What you need to do. Retype all the records with nothing changed.

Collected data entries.
+ + + +
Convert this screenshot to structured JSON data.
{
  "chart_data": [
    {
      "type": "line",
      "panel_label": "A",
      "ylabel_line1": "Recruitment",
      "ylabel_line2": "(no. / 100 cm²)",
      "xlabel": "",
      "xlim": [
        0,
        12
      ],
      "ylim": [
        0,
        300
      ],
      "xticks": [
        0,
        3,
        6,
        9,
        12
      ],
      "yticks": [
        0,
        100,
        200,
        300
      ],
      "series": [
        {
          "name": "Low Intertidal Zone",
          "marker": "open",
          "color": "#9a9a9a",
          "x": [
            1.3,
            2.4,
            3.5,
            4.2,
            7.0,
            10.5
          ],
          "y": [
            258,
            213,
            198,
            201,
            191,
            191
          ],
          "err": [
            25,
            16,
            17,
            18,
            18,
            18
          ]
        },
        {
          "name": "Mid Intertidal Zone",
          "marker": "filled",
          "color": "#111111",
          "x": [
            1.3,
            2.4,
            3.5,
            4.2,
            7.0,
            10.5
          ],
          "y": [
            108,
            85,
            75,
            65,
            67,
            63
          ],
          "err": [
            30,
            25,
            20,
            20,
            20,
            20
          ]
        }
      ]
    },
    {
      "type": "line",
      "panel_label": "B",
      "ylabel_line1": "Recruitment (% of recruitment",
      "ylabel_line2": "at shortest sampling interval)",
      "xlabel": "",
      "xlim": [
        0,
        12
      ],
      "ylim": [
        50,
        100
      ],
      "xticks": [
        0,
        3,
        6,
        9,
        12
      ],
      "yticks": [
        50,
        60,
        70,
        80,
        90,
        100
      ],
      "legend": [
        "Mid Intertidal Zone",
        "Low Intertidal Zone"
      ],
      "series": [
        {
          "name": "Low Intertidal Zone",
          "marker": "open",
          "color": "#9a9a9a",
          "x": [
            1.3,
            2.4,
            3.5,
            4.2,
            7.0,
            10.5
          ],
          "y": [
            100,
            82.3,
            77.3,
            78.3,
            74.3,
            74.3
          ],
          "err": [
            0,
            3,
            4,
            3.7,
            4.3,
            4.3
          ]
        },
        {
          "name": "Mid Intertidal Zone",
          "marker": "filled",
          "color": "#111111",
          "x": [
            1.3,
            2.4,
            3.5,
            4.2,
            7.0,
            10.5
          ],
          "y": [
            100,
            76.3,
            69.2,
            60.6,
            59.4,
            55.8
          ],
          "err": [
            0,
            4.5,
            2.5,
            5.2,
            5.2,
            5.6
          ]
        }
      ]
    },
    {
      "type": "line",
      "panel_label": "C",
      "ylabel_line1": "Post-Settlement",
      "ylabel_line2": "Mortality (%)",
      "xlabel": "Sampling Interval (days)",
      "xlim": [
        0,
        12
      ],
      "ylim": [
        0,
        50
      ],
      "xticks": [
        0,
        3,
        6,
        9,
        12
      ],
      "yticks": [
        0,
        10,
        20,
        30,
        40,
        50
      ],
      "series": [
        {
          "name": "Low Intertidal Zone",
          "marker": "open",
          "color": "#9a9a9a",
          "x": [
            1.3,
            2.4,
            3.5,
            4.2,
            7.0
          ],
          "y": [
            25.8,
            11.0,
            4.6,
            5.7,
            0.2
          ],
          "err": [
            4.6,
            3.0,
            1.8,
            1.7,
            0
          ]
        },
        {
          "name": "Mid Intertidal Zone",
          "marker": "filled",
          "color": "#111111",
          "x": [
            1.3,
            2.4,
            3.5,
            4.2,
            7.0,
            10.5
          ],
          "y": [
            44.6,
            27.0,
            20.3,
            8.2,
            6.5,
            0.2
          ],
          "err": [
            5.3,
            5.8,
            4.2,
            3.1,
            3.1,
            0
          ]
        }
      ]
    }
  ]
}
+ + + +
Correct output.
Convert this screenshot to structured JSON data.
{
  "chart_data": [
    {
      "type": "line",
      "panel_label": "A",
      "ylabel_line1": "Recruitment",
      "ylabel_line2": "(no. / 100 cm²)",
      "xlabel": "",
      "xlim": [
        0,
        12
      ],
      "ylim": [
        0,
        300
      ],
      "xticks": [
        0,
        3,
        6,
        9,
        12
      ],
      "yticks": [
        0,
        100,
        200,
        300
      ],
      "series": [
        {
          "name": "Low Intertidal Zone",
          "marker": "open",
          "color": "#9a9a9a",
          "x": [
            1.3,
            2.4,
            3.5,
            4.2,
            7.0,
            10.5
          ],
          "y": [
            258,
            213,
            198,
            201,
            191,
            191
          ],
          "err": [
            25,
            16,
            17,
            18,
            18,
            18
          ]
        },
        {
          "name": "Mid Intertidal Zone",
          "marker": "filled",
          "color": "#111111",
          "x": [
            1.3,
            2.4,
            3.5,
            4.2,
            7.0,
            10.5
          ],
          "y": [
            108,
            85,
            75,
            65,
            67,
            63
          ],
          "err": [
            30,
            25,
            20,
            20,
            20,
            20
          ]
        }
      ]
    },
    {
      "type": "line",
      "panel_label": "B",
      "ylabel_line1": "Recruitment (% of recruitment",
      "ylabel_line2": "at shortest sampling interval)",
      "xlabel": "",
      "xlim": [
        0,
        12
      ],
      "ylim": [
        50,
        100
      ],
      "xticks": [
        0,
        3,
        6,
        9,
        12
      ],
      "yticks": [
        50,
        60,
        70,
        80,
        90,
        100
      ],
      "legend": [
        "Mid Intertidal Zone",
        "Low Intertidal Zone"
      ],
      "series": [
        {
          "name": "Low Intertidal Zone",
          "marker": "open",
          "color": "#9a9a9a",
          "x": [
            1.3,
            2.4,
            3.5,
            4.2,
            7.0,
            10.5
          ],
          "y": [
            100,
            82.3,
            77.3,
            78.3,
            74.3,
            74.3
          ],
          "err": [
            0,
            3,
            4,
            3.7,
            4.3,
            4.3
          ]
        },
        {
          "name": "Mid Intertidal Zone",
          "marker": "filled",
          "color": "#111111",
          "x": [
            1.3,
            2.4,
            3.5,
            4.2,
            7.0,
            10.5
          ],
          "y": [
            100,
            76.3,
            69.2,
            60.6,
            59.4,
            55.8
          ],
          "err": [
            0,
            4.5,
            2.5,
            5.2,
            5.2,
            5.6
          ]
        }
      ]
    },
    {
      "type": "line",
      "panel_label": "C",
      "ylabel_line1": "Post-Settlement",
      "ylabel_line2": "Mortality (%)",
      "xlabel": "Sampling Interval (days)",
      "xlim": [
        0,
        12
      ],
      "ylim": [
        0,
        50
      ],
      "xticks": [
        0,
        3,
        6,
        9,
        12
      ],
      "yticks": [
        0,
        10,
        20,
        30,
        40,
        50
      ],
      "series": [
        {
          "name": "Low Intertidal Zone",
          "marker": "open",
          "color": "#9a9a9a",
          "x": [
            1.3,
            2.4,
            3.5,
            4.2,
            7.0
          ],
          "y": [
            25.8,
            11.0,
            4.6,
            5.7,
            0.2
          ],
          "err": [
            4.6,
            3.0,
            1.8,
            1.7,
            0
          ]
        },
        {
          "name": "Mid Intertidal Zone",
          "marker": "filled",
          "color": "#111111",
          "x": [
            1.3,
            2.4,
            3.5,
            4.2,
            7.0,
            10.5
          ],
          "y": [
            44.6,
            27.0,
            20.3,
            8.2,
            6.5,
            0.2
          ],
          "err": [
            5.3,
            5.8,
            4.2,
            3.1,
            3.1,
            0
          ]
        }
      ]
    }
  ]
}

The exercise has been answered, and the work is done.